Task statement: Each entry in the listing below should be restated word for word.

Data extract:
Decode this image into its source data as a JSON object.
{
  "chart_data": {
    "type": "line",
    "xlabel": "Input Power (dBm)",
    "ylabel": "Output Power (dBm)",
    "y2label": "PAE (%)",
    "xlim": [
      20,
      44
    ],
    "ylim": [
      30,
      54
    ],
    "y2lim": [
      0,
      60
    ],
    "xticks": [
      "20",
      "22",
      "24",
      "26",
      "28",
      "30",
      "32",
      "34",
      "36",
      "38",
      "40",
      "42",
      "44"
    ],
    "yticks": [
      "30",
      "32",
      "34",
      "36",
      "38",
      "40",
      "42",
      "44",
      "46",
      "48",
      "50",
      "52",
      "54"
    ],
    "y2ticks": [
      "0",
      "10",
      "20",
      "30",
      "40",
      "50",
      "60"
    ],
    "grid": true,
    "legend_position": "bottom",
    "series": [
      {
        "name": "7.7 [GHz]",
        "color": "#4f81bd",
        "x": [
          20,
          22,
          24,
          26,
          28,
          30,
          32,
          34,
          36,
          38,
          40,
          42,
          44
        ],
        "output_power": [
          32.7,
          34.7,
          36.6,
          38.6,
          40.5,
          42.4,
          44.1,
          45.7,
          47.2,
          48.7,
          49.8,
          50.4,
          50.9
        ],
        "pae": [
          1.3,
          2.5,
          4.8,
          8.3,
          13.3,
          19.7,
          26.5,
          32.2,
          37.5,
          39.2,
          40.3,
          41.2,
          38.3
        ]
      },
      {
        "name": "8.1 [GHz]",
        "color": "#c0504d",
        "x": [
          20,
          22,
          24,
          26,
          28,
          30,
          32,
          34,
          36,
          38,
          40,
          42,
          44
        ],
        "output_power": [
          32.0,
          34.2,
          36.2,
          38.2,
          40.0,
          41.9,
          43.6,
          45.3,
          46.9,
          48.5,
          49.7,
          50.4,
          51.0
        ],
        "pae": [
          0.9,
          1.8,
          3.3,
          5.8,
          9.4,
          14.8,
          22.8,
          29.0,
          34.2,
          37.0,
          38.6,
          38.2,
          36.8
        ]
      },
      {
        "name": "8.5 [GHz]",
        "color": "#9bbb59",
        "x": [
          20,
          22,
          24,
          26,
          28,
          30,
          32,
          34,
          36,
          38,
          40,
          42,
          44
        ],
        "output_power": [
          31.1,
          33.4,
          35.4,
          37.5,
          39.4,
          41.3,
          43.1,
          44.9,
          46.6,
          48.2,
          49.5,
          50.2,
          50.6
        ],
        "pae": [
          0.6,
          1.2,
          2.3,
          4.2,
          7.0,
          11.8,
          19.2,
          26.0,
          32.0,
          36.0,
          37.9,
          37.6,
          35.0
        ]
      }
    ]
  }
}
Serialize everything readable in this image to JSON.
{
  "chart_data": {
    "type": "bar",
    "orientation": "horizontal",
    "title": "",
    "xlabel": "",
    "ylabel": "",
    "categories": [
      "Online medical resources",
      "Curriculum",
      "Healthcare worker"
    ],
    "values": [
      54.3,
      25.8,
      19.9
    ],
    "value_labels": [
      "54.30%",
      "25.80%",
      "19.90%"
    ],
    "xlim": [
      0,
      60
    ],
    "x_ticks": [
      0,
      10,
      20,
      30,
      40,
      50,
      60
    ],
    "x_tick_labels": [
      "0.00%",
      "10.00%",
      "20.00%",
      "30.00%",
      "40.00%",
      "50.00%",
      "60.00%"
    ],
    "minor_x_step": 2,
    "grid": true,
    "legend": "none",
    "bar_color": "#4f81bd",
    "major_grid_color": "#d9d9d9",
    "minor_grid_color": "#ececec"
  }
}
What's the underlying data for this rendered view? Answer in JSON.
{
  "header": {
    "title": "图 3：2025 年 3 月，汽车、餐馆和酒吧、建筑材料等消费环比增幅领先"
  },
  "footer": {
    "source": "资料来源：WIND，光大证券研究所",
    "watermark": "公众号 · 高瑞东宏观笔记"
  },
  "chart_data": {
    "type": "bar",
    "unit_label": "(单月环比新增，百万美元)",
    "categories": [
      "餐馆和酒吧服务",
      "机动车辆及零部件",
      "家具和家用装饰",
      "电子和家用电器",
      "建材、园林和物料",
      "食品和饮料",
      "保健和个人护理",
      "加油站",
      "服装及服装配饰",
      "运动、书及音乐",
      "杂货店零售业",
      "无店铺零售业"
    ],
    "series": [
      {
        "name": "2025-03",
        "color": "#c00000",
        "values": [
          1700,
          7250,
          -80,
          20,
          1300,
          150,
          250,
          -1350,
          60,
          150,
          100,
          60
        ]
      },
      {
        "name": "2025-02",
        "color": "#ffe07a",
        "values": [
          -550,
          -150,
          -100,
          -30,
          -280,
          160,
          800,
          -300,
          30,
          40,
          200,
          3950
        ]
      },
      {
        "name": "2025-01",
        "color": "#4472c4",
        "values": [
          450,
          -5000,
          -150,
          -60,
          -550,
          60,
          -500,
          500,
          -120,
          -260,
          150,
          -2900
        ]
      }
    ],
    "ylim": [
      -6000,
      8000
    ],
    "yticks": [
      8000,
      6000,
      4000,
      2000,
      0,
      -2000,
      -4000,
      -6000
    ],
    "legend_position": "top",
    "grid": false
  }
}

In response:
Decode this image into its source data as a JSON object.
{
  "chart_data": {
    "type": "line",
    "xlabel": "Input Power (dBm)",
    "ylabel": "Output Power (dBm)",
    "y2label": "PAE (%)",
    "xlim": [
      20,
      44
    ],
    "ylim": [
      30,
      54
    ],
    "y2lim": [
      0,
      60
    ],
    "xticks": [
      "20",
      "22",
      "24",
      "26",
      "28",
      "30",
      "32",
      "34",
      "36",
      "38",
      "40",
      "42",
      "44"
    ],
    "yticks": [
      "30",
      "32",
      "34",
      "36",
      "38",
      "40",
      "42",
      "44",
      "46",
      "48",
      "50",
      "52",
      "54"
    ],
    "y2ticks": [
      "0",
      "10",
      "20",
      "30",
      "40",
      "50",
      "60"
    ],
    "grid": true,
    "legend_position": "bottom",
    "series": [
      {
        "name": "7.7 [GHz]",
        "color": "#4f81bd",
        "x": [
          20,
          22,
          24,
          26,
          28,
          30,
          32,
          34,
          36,
          38,
          40,
          42,
          44
        ],
        "output_power": [
          32.7,
          34.7,
          36.6,
          38.6,
          40.5,
          42.4,
          44.1,
          45.7,
          47.2,
          48.7,
          49.8,
          50.4,
          50.9
        ],
        "pae": [
          1.3,
          2.5,
          4.8,
          8.3,
          13.3,
          19.7,
          26.5,
          32.2,
          37.5,
          39.2,
          40.3,
          41.2,
          38.3
        ]
      },
      {
        "name": "8.1 [GHz]",
        "color": "#c0504d",
        "x": [
          20,
          22,
          24,
          26,
          28,
          30,
          32,
          34,
          36,
          38,
          40,
          42,
          44
        ],
        "output_power": [
          32.0,
          34.2,
          36.2,
          38.2,
          40.0,
          41.9,
          43.6,
          45.3,
          46.9,
          48.5,
          49.7,
          50.4,
          51.0
        ],
        "pae": [
          0.9,
          1.8,
          3.3,
          5.8,
          9.4,
          14.8,
          22.8,
          29.0,
          34.2,
          37.0,
          38.6,
          38.2,
          36.8
        ]
      },
      {
        "name": "8.5 [GHz]",
        "color": "#9bbb59",
        "x": [
          20,
          22,
          24,
          26,
          28,
          30,
          32,
          34,
          36,
          38,
          40,
          42,
          44
        ],
        "output_power": [
          31.1,
          33.4,
          35.4,
          37.5,
          39.4,
          41.3,
          43.1,
          44.9,
          46.6,
          48.2,
          49.5,
          50.2,
          50.6
        ],
        "pae": [
          0.6,
          1.2,
          2.3,
          4.2,
          7.0,
          11.8,
          19.2,
          26.0,
          32.0,
          36.0,
          37.9,
          37.6,
          35.0
        ]
      }
    ]
  }
}
Serialize everything readable in this image to JSON.
{
  "chart_data": {
    "type": "bar",
    "orientation": "horizontal",
    "title": "",
    "xlabel": "",
    "ylabel": "",
    "categories": [
      "Online medical resources",
      "Curriculum",
      "Healthcare worker"
    ],
    "values": [
      54.3,
      25.8,
      19.9
    ],
    "value_labels": [
      "54.30%",
      "25.80%",
      "19.90%"
    ],
    "xlim": [
      0,
      60
    ],
    "x_ticks": [
      0,
      10,
      20,
      30,
      40,
      50,
      60
    ],
    "x_tick_labels": [
      "0.00%",
      "10.00%",
      "20.00%",
      "30.00%",
      "40.00%",
      "50.00%",
      "60.00%"
    ],
    "minor_x_step": 2,
    "grid": true,
    "legend": "none",
    "bar_color": "#4f81bd",
    "major_grid_color": "#d9d9d9",
    "minor_grid_color": "#ececec"
  }
}
What's the underlying data for this rendered view? Answer in JSON.
{
  "header": {
    "title": "图 3：2025 年 3 月，汽车、餐馆和酒吧、建筑材料等消费环比增幅领先"
  },
  "footer": {
    "source": "资料来源：WIND，光大证券研究所",
    "watermark": "公众号 · 高瑞东宏观笔记"
  },
  "chart_data": {
    "type": "bar",
    "unit_label": "(单月环比新增，百万美元)",
    "categories": [
      "餐馆和酒吧服务",
      "机动车辆及零部件",
      "家具和家用装饰",
      "电子和家用电器",
      "建材、园林和物料",
      "食品和饮料",
      "保健和个人护理",
      "加油站",
      "服装及服装配饰",
      "运动、书及音乐",
      "杂货店零售业",
      "无店铺零售业"
    ],
    "series": [
      {
        "name": "2025-03",
        "color": "#c00000",
        "values": [
          1700,
          7250,
          -80,
          20,
          1300,
          150,
          250,
          -1350,
          60,
          150,
          100,
          60
        ]
      },
      {
        "name": "2025-02",
        "color": "#ffe07a",
        "values": [
          -550,
          -150,
          -100,
          -30,
          -280,
          160,
          800,
          -300,
          30,
          40,
          200,
          3950
        ]
      },
      {
        "name": "2025-01",
        "color": "#4472c4",
        "values": [
          450,
          -5000,
          -150,
          -60,
          -550,
          60,
          -500,
          500,
          -120,
          -260,
          150,
          -2900
        ]
      }
    ],
    "ylim": [
      -6000,
      8000
    ],
    "yticks": [
      8000,
      6000,
      4000,
      2000,
      0,
      -2000,
      -4000,
      -6000
    ],
    "legend_position": "top",
    "grid": false
  }
}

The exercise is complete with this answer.